begin SELECTED PASSAGE

1: A line with slope 6 bisects the area of a unit square with vertices (0,0), (1,0), (1,1), and (0,1). What is the y-intercept of this line?
2: The line \(y = (3x + 7)/4 \) intersects the circle \(x^2 + y^2 = 25\) at A and B. Find the length of chord \(\overline{AB} \).
3: Find the largest real number x for which there exists a real number y such that x^2 + y^2 = 2x + 2y.
4: The lines \(y = \frac{5}{12} x\) and \(y = \frac{4}{3} x\) are drawn in the coordinate plane. Find the slope of the line that bisects the angle between these lines.
5: Points A(0,0), B(9,6) and C(6,12) are vertices of triangle ABC. Point D is on segment AB such that 2(AD) = DB, point E is on segment BC such that 2(BE) = EC and point F is on segment CA such that 2(CF) = FA. What is the ratio of the area of triangle DEF to the area of triangle ABC? Express your answer as a common fraction.
Thank you for all of your help!
3: Find the largest real number x for which there exists a real number y such that x^2 + y^2 = 2x + 2y.
\(\begin{array}{|rcll|} \hline x^2+y^2 &=& 2x+2y \\ x^2-2x + y^2-2y &=& 0 \\ (x-1)^2 -1 + (y-1)^2 -1 &=& 0 \\ (x-1)^2 + (y-1)^2 &=& 2 \\\\ \text{circle}_{\text{center}} &=& (1,1) \\ \text{circle}_{\text{radius}} &=& \sqrt{2} \\ x_{\text{max}} &=& x_{\text{center}} + \text{ radius} \\ x_{\text{max}} &=& 1 + \sqrt{2} \\ x_{\text{max}} &=& 2.41421356237 \\ \hline \end{array}\)
Thanks so much for your answers Heureka! I think I'm having an issue with the website though. I see on the side of my screen that there were 5 answers posted to the thread in the little (+5) notification bubble, and I had 5 questions posted here which makes sense, but on the actual post itself I only see your answers to 3, 4, and 1, in that order. I think this might be a problem with the website but does anyone know how I can view the other answers? I have tried reloading the site.

end SELECTED PASSAGE
begin ROWS

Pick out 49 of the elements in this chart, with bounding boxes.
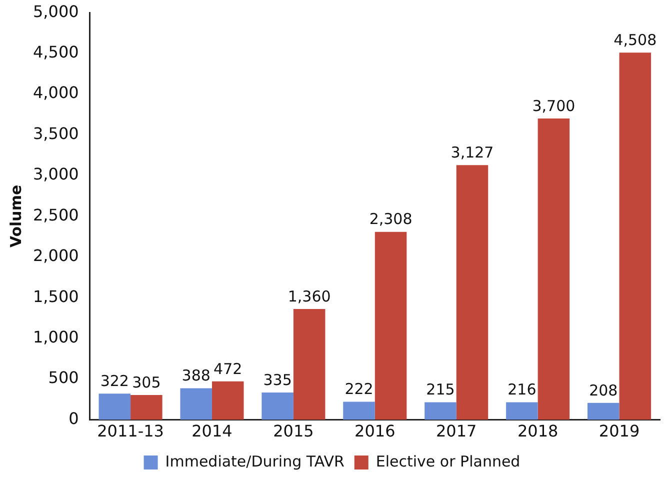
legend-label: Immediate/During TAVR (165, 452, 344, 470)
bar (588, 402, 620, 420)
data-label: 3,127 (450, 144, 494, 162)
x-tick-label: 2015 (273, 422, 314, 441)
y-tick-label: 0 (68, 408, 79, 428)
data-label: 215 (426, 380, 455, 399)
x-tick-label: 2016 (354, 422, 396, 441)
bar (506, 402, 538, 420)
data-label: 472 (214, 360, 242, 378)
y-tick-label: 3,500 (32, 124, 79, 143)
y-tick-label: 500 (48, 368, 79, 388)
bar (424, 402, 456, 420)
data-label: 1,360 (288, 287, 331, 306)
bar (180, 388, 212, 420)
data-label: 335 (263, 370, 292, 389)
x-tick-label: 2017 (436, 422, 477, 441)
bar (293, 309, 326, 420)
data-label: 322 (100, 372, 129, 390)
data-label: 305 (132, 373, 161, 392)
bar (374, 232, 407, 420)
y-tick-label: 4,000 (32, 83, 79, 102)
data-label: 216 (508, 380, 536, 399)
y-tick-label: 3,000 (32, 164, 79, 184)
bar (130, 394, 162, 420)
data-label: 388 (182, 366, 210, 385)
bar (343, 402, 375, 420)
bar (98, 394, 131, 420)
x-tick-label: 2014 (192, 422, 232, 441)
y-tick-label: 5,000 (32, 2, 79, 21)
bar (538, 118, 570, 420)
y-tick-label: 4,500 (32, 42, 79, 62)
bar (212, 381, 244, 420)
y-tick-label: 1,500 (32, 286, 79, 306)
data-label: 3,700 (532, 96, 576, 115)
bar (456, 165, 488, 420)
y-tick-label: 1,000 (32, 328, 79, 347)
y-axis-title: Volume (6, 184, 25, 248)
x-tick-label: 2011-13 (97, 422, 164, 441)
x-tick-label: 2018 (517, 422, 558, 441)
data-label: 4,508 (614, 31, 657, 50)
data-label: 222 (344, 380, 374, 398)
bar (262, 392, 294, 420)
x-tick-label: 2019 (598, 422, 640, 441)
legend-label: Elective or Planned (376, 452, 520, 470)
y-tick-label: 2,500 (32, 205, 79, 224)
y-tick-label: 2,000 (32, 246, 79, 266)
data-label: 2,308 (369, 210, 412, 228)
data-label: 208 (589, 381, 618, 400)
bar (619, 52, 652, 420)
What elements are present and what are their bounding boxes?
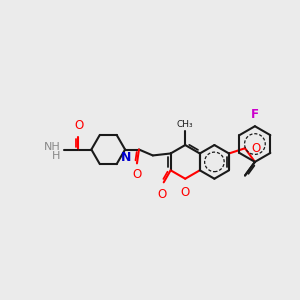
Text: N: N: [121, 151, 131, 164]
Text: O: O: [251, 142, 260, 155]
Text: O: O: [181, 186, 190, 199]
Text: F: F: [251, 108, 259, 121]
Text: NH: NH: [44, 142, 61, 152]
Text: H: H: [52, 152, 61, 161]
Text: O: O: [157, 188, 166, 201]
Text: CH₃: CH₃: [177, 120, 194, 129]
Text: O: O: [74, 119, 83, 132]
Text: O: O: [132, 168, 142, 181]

end ROWS

§ **WHAT TO DO**: In the forum thread above, which answers does the poster say appear on the post, and in what order?

§ **FINAL RESULT**: The answers to problems 3, 4, and 1, in that order.